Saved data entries
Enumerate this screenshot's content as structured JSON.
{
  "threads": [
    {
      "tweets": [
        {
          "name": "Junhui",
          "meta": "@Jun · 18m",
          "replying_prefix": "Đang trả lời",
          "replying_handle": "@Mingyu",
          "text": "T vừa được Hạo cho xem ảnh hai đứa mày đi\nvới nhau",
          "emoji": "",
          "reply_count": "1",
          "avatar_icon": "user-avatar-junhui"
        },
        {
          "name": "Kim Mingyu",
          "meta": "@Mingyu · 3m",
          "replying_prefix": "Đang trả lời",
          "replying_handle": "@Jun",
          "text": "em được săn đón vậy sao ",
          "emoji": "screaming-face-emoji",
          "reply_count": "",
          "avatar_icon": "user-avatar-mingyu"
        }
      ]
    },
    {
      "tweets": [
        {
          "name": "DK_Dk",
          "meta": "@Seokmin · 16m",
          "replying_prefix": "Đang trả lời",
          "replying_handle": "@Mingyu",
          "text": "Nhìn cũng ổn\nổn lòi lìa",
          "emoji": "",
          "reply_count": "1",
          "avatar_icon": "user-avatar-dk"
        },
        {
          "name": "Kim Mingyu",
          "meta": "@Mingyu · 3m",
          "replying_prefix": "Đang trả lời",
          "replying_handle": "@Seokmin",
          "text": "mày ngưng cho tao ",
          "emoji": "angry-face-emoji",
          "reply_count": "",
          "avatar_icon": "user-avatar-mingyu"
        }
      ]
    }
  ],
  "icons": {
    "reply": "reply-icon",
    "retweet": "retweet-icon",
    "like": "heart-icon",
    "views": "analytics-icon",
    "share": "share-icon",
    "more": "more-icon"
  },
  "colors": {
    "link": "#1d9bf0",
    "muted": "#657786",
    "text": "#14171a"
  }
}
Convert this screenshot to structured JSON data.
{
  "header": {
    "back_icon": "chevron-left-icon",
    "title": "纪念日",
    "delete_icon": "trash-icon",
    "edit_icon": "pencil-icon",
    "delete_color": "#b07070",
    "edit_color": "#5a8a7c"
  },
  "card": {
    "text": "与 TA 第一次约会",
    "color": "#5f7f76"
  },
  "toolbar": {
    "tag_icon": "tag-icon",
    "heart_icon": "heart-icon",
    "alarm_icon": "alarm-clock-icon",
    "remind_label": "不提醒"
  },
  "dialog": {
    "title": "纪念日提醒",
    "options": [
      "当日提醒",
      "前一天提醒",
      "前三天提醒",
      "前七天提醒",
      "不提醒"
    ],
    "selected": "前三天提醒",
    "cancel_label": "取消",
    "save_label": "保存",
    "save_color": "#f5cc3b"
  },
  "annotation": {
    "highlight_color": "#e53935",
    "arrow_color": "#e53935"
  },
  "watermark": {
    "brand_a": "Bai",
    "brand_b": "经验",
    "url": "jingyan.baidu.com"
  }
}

**Task description**. Extract each entry in full and write it down exactly.

**Answer to this problem**.
Enumerate this screenshot's content as structured JSON.
{
  "threads": [
    {
      "tweets": [
        {
          "name": "Junhui",
          "meta": "@Jun · 18m",
          "replying_prefix": "Đang trả lời",
          "replying_handle": "@Mingyu",
          "text": "T vừa được Hạo cho xem ảnh hai đứa mày đi\nvới nhau",
          "emoji": "",
          "reply_count": "1",
          "avatar_icon": "user-avatar-junhui"
        },
        {
          "name": "Kim Mingyu",
          "meta": "@Mingyu · 3m",
          "replying_prefix": "Đang trả lời",
          "replying_handle": "@Jun",
          "text": "em được săn đón vậy sao ",
          "emoji": "screaming-face-emoji",
          "reply_count": "",
          "avatar_icon": "user-avatar-mingyu"
        }
      ]
    },
    {
      "tweets": [
        {
          "name": "DK_Dk",
          "meta": "@Seokmin · 16m",
          "replying_prefix": "Đang trả lời",
          "replying_handle": "@Mingyu",
          "text": "Nhìn cũng ổn\nổn lòi lìa",
          "emoji": "",
          "reply_count": "1",
          "avatar_icon": "user-avatar-dk"
        },
        {
          "name": "Kim Mingyu",
          "meta": "@Mingyu · 3m",
          "replying_prefix": "Đang trả lời",
          "replying_handle": "@Seokmin",
          "text": "mày ngưng cho tao ",
          "emoji": "angry-face-emoji",
          "reply_count": "",
          "avatar_icon": "user-avatar-mingyu"
        }
      ]
    }
  ],
  "icons": {
    "reply": "reply-icon",
    "retweet": "retweet-icon",
    "like": "heart-icon",
    "views": "analytics-icon",
    "share": "share-icon",
    "more": "more-icon"
  },
  "colors": {
    "link": "#1d9bf0",
    "muted": "#657786",
    "text": "#14171a"
  }
}
Convert this screenshot to structured JSON data.
{
  "header": {
    "back_icon": "chevron-left-icon",
    "title": "纪念日",
    "delete_icon": "trash-icon",
    "edit_icon": "pencil-icon",
    "delete_color": "#b07070",
    "edit_color": "#5a8a7c"
  },
  "card": {
    "text": "与 TA 第一次约会",
    "color": "#5f7f76"
  },
  "toolbar": {
    "tag_icon": "tag-icon",
    "heart_icon": "heart-icon",
    "alarm_icon": "alarm-clock-icon",
    "remind_label": "不提醒"
  },
  "dialog": {
    "title": "纪念日提醒",
    "options": [
      "当日提醒",
      "前一天提醒",
      "前三天提醒",
      "前七天提醒",
      "不提醒"
    ],
    "selected": "前三天提醒",
    "cancel_label": "取消",
    "save_label": "保存",
    "save_color": "#f5cc3b"
  },
  "annotation": {
    "highlight_color": "#e53935",
    "arrow_color": "#e53935"
  },
  "watermark": {
    "brand_a": "Bai",
    "brand_b": "经验",
    "url": "jingyan.baidu.com"
  }
}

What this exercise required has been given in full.